> _STATED EXERCISE_:
Give the data again, word for word.

Items from a figure collection:
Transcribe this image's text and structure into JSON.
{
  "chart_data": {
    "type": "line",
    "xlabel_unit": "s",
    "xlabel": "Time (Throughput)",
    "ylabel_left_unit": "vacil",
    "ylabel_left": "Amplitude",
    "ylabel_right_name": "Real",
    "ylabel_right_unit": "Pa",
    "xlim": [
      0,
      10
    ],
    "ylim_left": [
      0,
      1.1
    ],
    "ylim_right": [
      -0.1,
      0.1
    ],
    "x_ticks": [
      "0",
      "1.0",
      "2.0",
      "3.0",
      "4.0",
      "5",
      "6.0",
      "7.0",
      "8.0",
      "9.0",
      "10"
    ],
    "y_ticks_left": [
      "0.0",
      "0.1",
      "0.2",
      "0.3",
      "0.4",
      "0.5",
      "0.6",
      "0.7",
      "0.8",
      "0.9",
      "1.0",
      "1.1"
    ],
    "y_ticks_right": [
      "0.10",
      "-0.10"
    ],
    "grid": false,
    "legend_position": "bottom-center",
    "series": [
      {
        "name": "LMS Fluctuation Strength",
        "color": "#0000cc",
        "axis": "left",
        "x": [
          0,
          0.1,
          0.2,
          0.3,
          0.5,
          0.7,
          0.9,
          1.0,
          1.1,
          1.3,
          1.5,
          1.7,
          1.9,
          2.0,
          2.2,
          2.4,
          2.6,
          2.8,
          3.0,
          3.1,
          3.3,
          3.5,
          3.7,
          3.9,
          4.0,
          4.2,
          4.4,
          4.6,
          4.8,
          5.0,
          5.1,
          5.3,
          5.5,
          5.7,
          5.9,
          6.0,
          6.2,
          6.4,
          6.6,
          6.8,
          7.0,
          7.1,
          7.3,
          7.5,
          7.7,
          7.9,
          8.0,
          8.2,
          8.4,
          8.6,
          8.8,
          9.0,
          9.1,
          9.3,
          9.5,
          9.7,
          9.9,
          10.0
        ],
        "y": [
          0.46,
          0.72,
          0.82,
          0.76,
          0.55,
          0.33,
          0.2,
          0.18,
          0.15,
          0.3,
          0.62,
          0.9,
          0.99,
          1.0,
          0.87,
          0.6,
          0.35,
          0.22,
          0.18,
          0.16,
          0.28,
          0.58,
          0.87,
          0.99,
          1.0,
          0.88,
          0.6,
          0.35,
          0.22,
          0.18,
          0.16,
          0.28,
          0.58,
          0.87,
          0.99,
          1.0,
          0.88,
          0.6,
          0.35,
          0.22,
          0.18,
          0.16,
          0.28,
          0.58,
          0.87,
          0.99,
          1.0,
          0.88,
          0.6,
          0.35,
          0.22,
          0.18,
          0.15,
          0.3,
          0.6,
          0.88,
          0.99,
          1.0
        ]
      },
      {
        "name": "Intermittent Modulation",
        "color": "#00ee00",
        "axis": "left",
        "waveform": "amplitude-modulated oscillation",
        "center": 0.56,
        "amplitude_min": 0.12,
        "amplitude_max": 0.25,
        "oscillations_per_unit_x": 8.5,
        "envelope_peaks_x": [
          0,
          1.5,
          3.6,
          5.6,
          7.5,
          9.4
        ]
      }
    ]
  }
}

> _EXERCISE OUTPUT_:
Transcribe this image's text and structure into JSON.
{
  "chart_data": {
    "type": "line",
    "xlabel_unit": "s",
    "xlabel": "Time (Throughput)",
    "ylabel_left_unit": "vacil",
    "ylabel_left": "Amplitude",
    "ylabel_right_name": "Real",
    "ylabel_right_unit": "Pa",
    "xlim": [
      0,
      10
    ],
    "ylim_left": [
      0,
      1.1
    ],
    "ylim_right": [
      -0.1,
      0.1
    ],
    "x_ticks": [
      "0",
      "1.0",
      "2.0",
      "3.0",
      "4.0",
      "5",
      "6.0",
      "7.0",
      "8.0",
      "9.0",
      "10"
    ],
    "y_ticks_left": [
      "0.0",
      "0.1",
      "0.2",
      "0.3",
      "0.4",
      "0.5",
      "0.6",
      "0.7",
      "0.8",
      "0.9",
      "1.0",
      "1.1"
    ],
    "y_ticks_right": [
      "0.10",
      "-0.10"
    ],
    "grid": false,
    "legend_position": "bottom-center",
    "series": [
      {
        "name": "LMS Fluctuation Strength",
        "color": "#0000cc",
        "axis": "left",
        "x": [
          0,
          0.1,
          0.2,
          0.3,
          0.5,
          0.7,
          0.9,
          1.0,
          1.1,
          1.3,
          1.5,
          1.7,
          1.9,
          2.0,
          2.2,
          2.4,
          2.6,
          2.8,
          3.0,
          3.1,
          3.3,
          3.5,
          3.7,
          3.9,
          4.0,
          4.2,
          4.4,
          4.6,
          4.8,
          5.0,
          5.1,
          5.3,
          5.5,
          5.7,
          5.9,
          6.0,
          6.2,
          6.4,
          6.6,
          6.8,
          7.0,
          7.1,
          7.3,
          7.5,
          7.7,
          7.9,
          8.0,
          8.2,
          8.4,
          8.6,
          8.8,
          9.0,
          9.1,
          9.3,
          9.5,
          9.7,
          9.9,
          10.0
        ],
        "y": [
          0.46,
          0.72,
          0.82,
          0.76,
          0.55,
          0.33,
          0.2,
          0.18,
          0.15,
          0.3,
          0.62,
          0.9,
          0.99,
          1.0,
          0.87,
          0.6,
          0.35,
          0.22,
          0.18,
          0.16,
          0.28,
          0.58,
          0.87,
          0.99,
          1.0,
          0.88,
          0.6,
          0.35,
          0.22,
          0.18,
          0.16,
          0.28,
          0.58,
          0.87,
          0.99,
          1.0,
          0.88,
          0.6,
          0.35,
          0.22,
          0.18,
          0.16,
          0.28,
          0.58,
          0.87,
          0.99,
          1.0,
          0.88,
          0.6,
          0.35,
          0.22,
          0.18,
          0.15,
          0.3,
          0.6,
          0.88,
          0.99,
          1.0
        ]
      },
      {
        "name": "Intermittent Modulation",
        "color": "#00ee00",
        "axis": "left",
        "waveform": "amplitude-modulated oscillation",
        "center": 0.56,
        "amplitude_min": 0.12,
        "amplitude_max": 0.25,
        "oscillations_per_unit_x": 8.5,
        "envelope_peaks_x": [
          0,
          1.5,
          3.6,
          5.6,
          7.5,
          9.4
        ]
      }
    ]
  }
}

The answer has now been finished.